**ASSIGNMENT**
A word-for-word copy of the entries is the goal; leave out the pictures.

----

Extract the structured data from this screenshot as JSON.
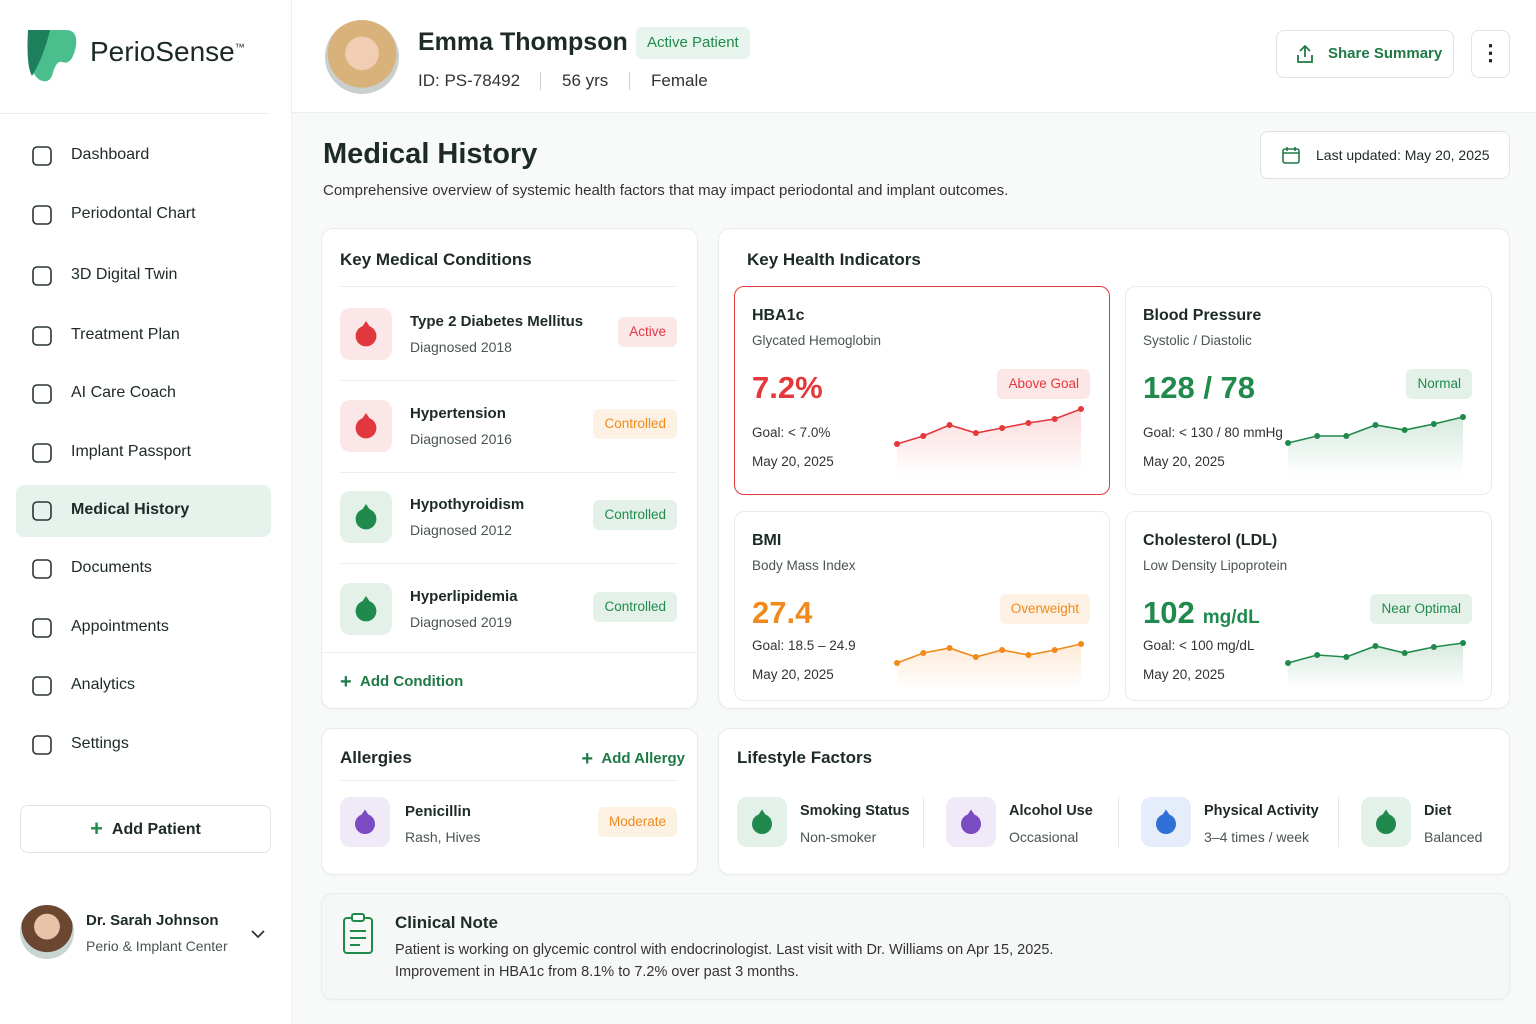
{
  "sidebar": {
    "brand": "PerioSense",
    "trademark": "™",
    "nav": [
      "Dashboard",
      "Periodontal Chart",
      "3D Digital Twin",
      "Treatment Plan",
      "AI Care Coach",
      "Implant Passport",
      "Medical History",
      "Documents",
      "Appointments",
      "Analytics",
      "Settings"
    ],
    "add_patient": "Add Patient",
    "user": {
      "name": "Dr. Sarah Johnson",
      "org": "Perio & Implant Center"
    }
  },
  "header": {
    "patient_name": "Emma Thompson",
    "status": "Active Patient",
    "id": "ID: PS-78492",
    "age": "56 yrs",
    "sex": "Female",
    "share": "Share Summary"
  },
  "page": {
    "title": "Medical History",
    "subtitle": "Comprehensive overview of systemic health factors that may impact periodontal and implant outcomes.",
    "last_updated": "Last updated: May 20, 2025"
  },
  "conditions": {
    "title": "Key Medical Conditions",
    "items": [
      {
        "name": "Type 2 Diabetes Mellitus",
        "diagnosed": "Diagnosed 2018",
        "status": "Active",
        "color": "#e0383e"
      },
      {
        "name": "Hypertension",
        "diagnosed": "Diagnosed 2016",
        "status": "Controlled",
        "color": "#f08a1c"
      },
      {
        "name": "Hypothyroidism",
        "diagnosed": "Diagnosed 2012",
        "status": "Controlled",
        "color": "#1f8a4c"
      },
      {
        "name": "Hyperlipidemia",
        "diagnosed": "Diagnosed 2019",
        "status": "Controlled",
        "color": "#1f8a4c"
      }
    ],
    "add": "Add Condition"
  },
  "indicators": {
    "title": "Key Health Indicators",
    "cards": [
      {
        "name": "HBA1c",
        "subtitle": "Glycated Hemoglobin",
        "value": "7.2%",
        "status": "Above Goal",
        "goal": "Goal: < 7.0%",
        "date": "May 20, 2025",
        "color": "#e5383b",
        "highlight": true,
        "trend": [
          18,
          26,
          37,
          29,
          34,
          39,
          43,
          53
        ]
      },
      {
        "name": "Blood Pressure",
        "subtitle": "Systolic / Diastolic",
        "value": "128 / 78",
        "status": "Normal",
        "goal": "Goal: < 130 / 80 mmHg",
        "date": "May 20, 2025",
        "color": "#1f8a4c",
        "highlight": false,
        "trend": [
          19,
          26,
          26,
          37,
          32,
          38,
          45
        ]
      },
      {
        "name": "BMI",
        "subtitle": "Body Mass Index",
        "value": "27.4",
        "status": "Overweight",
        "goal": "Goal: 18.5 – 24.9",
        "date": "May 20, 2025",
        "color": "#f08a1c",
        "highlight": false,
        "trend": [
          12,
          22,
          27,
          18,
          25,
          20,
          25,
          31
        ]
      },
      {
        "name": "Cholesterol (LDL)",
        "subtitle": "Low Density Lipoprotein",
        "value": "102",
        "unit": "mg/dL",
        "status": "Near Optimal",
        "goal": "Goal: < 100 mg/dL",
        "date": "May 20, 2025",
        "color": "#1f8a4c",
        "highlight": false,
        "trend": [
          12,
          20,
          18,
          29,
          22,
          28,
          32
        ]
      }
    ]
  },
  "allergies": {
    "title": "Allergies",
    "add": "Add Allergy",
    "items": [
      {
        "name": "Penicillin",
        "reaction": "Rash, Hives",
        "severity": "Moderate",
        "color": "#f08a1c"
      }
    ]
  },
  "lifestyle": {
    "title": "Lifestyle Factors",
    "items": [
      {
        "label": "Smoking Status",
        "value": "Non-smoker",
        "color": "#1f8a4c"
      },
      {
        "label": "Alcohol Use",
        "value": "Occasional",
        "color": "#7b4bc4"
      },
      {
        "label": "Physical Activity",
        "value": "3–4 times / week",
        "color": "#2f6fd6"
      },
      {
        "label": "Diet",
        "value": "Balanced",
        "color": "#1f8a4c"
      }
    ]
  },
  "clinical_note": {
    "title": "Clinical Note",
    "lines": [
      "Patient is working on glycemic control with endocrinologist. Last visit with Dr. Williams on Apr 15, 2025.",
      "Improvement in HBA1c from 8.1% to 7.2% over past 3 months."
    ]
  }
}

----

**SOLUTION FOR THIS PROBLEM**
Extract the structured data from this screenshot as JSON.
{
  "sidebar": {
    "brand": "PerioSense",
    "trademark": "™",
    "nav": [
      "Dashboard",
      "Periodontal Chart",
      "3D Digital Twin",
      "Treatment Plan",
      "AI Care Coach",
      "Implant Passport",
      "Medical History",
      "Documents",
      "Appointments",
      "Analytics",
      "Settings"
    ],
    "add_patient": "Add Patient",
    "user": {
      "name": "Dr. Sarah Johnson",
      "org": "Perio & Implant Center"
    }
  },
  "header": {
    "patient_name": "Emma Thompson",
    "status": "Active Patient",
    "id": "ID: PS-78492",
    "age": "56 yrs",
    "sex": "Female",
    "share": "Share Summary"
  },
  "page": {
    "title": "Medical History",
    "subtitle": "Comprehensive overview of systemic health factors that may impact periodontal and implant outcomes.",
    "last_updated": "Last updated: May 20, 2025"
  },
  "conditions": {
    "title": "Key Medical Conditions",
    "items": [
      {
        "name": "Type 2 Diabetes Mellitus",
        "diagnosed": "Diagnosed 2018",
        "status": "Active",
        "color": "#e0383e"
      },
      {
        "name": "Hypertension",
        "diagnosed": "Diagnosed 2016",
        "status": "Controlled",
        "color": "#f08a1c"
      },
      {
        "name": "Hypothyroidism",
        "diagnosed": "Diagnosed 2012",
        "status": "Controlled",
        "color": "#1f8a4c"
      },
      {
        "name": "Hyperlipidemia",
        "diagnosed": "Diagnosed 2019",
        "status": "Controlled",
        "color": "#1f8a4c"
      }
    ],
    "add": "Add Condition"
  },
  "indicators": {
    "title": "Key Health Indicators",
    "cards": [
      {
        "name": "HBA1c",
        "subtitle": "Glycated Hemoglobin",
        "value": "7.2%",
        "status": "Above Goal",
        "goal": "Goal: < 7.0%",
        "date": "May 20, 2025",
        "color": "#e5383b",
        "highlight": true,
        "trend": [
          18,
          26,
          37,
          29,
          34,
          39,
          43,
          53
        ]
      },
      {
        "name": "Blood Pressure",
        "subtitle": "Systolic / Diastolic",
        "value": "128 / 78",
        "status": "Normal",
        "goal": "Goal: < 130 / 80 mmHg",
        "date": "May 20, 2025",
        "color": "#1f8a4c",
        "highlight": false,
        "trend": [
          19,
          26,
          26,
          37,
          32,
          38,
          45
        ]
      },
      {
        "name": "BMI",
        "subtitle": "Body Mass Index",
        "value": "27.4",
        "status": "Overweight",
        "goal": "Goal: 18.5 – 24.9",
        "date": "May 20, 2025",
        "color": "#f08a1c",
        "highlight": false,
        "trend": [
          12,
          22,
          27,
          18,
          25,
          20,
          25,
          31
        ]
      },
      {
        "name": "Cholesterol (LDL)",
        "subtitle": "Low Density Lipoprotein",
        "value": "102",
        "unit": "mg/dL",
        "status": "Near Optimal",
        "goal": "Goal: < 100 mg/dL",
        "date": "May 20, 2025",
        "color": "#1f8a4c",
        "highlight": false,
        "trend": [
          12,
          20,
          18,
          29,
          22,
          28,
          32
        ]
      }
    ]
  },
  "allergies": {
    "title": "Allergies",
    "add": "Add Allergy",
    "items": [
      {
        "name": "Penicillin",
        "reaction": "Rash, Hives",
        "severity": "Moderate",
        "color": "#f08a1c"
      }
    ]
  },
  "lifestyle": {
    "title": "Lifestyle Factors",
    "items": [
      {
        "label": "Smoking Status",
        "value": "Non-smoker",
        "color": "#1f8a4c"
      },
      {
        "label": "Alcohol Use",
        "value": "Occasional",
        "color": "#7b4bc4"
      },
      {
        "label": "Physical Activity",
        "value": "3–4 times / week",
        "color": "#2f6fd6"
      },
      {
        "label": "Diet",
        "value": "Balanced",
        "color": "#1f8a4c"
      }
    ]
  },
  "clinical_note": {
    "title": "Clinical Note",
    "lines": [
      "Patient is working on glycemic control with endocrinologist. Last visit with Dr. Williams on Apr 15, 2025.",
      "Improvement in HBA1c from 8.1% to 7.2% over past 3 months."
    ]
  }
}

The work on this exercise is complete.